-- INFORMATION GIVEN --
↓↓↓

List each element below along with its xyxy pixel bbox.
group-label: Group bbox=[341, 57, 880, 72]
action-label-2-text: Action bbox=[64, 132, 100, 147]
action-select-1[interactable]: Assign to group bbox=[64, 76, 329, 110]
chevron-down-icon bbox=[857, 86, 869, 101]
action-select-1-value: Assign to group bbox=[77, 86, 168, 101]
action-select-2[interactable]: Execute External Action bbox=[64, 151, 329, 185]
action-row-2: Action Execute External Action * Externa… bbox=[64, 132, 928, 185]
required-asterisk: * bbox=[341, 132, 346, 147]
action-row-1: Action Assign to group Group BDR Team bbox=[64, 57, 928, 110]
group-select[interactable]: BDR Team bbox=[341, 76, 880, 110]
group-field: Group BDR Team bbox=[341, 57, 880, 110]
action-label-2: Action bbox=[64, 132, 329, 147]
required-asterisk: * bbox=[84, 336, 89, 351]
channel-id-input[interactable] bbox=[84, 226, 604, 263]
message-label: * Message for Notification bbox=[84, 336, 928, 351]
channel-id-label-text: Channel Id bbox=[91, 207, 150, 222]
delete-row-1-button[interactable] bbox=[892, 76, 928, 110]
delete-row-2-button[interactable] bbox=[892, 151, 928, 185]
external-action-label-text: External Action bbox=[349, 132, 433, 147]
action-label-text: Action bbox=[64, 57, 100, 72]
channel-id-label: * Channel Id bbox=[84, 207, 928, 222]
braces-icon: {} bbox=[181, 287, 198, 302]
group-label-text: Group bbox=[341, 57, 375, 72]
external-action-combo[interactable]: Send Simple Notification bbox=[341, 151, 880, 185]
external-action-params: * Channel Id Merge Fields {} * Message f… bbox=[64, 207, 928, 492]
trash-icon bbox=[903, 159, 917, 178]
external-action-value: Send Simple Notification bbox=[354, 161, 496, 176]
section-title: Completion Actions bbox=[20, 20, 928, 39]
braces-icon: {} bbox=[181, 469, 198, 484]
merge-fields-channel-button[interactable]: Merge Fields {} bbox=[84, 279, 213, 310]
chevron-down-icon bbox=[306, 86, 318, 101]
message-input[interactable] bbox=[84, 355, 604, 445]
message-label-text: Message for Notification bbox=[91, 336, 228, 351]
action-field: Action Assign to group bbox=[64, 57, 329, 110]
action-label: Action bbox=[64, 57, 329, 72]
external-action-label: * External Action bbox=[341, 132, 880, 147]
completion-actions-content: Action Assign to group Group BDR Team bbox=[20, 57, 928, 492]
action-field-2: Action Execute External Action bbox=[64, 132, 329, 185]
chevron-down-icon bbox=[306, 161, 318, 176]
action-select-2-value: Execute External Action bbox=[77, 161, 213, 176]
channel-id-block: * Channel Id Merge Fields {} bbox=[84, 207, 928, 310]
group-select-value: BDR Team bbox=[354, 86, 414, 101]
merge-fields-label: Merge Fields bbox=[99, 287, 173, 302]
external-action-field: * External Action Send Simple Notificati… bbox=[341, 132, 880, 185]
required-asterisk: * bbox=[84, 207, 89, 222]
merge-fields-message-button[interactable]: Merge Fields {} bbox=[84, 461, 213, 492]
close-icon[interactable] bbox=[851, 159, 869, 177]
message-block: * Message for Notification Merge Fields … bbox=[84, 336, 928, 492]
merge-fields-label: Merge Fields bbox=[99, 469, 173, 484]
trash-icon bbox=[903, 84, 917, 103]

↑↑↑

-- THE EXERCISE --
Please edit the data above, replacing every "BDR Team" with "Sales Team" and leaving all else unchanged.

-- RESPONSE TO THIS TASK --
List each element below along with its xyxy pixel bbox.
group-label: Group bbox=[341, 57, 880, 72]
action-label-2-text: Action bbox=[64, 132, 100, 147]
action-select-1[interactable]: Assign to group bbox=[64, 76, 329, 110]
chevron-down-icon bbox=[857, 86, 869, 101]
action-select-1-value: Assign to group bbox=[77, 86, 168, 101]
action-select-2[interactable]: Execute External Action bbox=[64, 151, 329, 185]
action-row-2: Action Execute External Action * Externa… bbox=[64, 132, 928, 185]
required-asterisk: * bbox=[341, 132, 346, 147]
action-row-1: Action Assign to group Group Sales Team bbox=[64, 57, 928, 110]
group-select[interactable]: Sales Team bbox=[341, 76, 880, 110]
group-field: Group Sales Team bbox=[341, 57, 880, 110]
action-label-2: Action bbox=[64, 132, 329, 147]
required-asterisk: * bbox=[84, 336, 89, 351]
channel-id-input[interactable] bbox=[84, 226, 604, 263]
message-label: * Message for Notification bbox=[84, 336, 928, 351]
channel-id-label-text: Channel Id bbox=[91, 207, 150, 222]
delete-row-1-button[interactable] bbox=[892, 76, 928, 110]
delete-row-2-button[interactable] bbox=[892, 151, 928, 185]
external-action-label-text: External Action bbox=[349, 132, 433, 147]
action-label-text: Action bbox=[64, 57, 100, 72]
channel-id-label: * Channel Id bbox=[84, 207, 928, 222]
braces-icon: {} bbox=[181, 287, 198, 302]
group-label-text: Group bbox=[341, 57, 375, 72]
external-action-combo[interactable]: Send Simple Notification bbox=[341, 151, 880, 185]
external-action-params: * Channel Id Merge Fields {} * Message f… bbox=[64, 207, 928, 492]
trash-icon bbox=[903, 159, 917, 178]
external-action-value: Send Simple Notification bbox=[354, 161, 496, 176]
section-title: Completion Actions bbox=[20, 20, 928, 39]
braces-icon: {} bbox=[181, 469, 198, 484]
merge-fields-channel-button[interactable]: Merge Fields {} bbox=[84, 279, 213, 310]
chevron-down-icon bbox=[306, 86, 318, 101]
message-input[interactable] bbox=[84, 355, 604, 445]
message-label-text: Message for Notification bbox=[91, 336, 228, 351]
action-field: Action Assign to group bbox=[64, 57, 329, 110]
action-label: Action bbox=[64, 57, 329, 72]
external-action-label: * External Action bbox=[341, 132, 880, 147]
completion-actions-content: Action Assign to group Group Sales Team bbox=[20, 57, 928, 492]
action-field-2: Action Execute External Action bbox=[64, 132, 329, 185]
chevron-down-icon bbox=[306, 161, 318, 176]
action-select-2-value: Execute External Action bbox=[77, 161, 213, 176]
channel-id-block: * Channel Id Merge Fields {} bbox=[84, 207, 928, 310]
group-select-value: Sales Team bbox=[354, 86, 414, 101]
merge-fields-label: Merge Fields bbox=[99, 287, 173, 302]
external-action-field: * External Action Send Simple Notificati… bbox=[341, 132, 880, 185]
required-asterisk: * bbox=[84, 207, 89, 222]
merge-fields-message-button[interactable]: Merge Fields {} bbox=[84, 461, 213, 492]
close-icon[interactable] bbox=[851, 159, 869, 177]
message-block: * Message for Notification Merge Fields … bbox=[84, 336, 928, 492]
merge-fields-label: Merge Fields bbox=[99, 469, 173, 484]
trash-icon bbox=[903, 84, 917, 103]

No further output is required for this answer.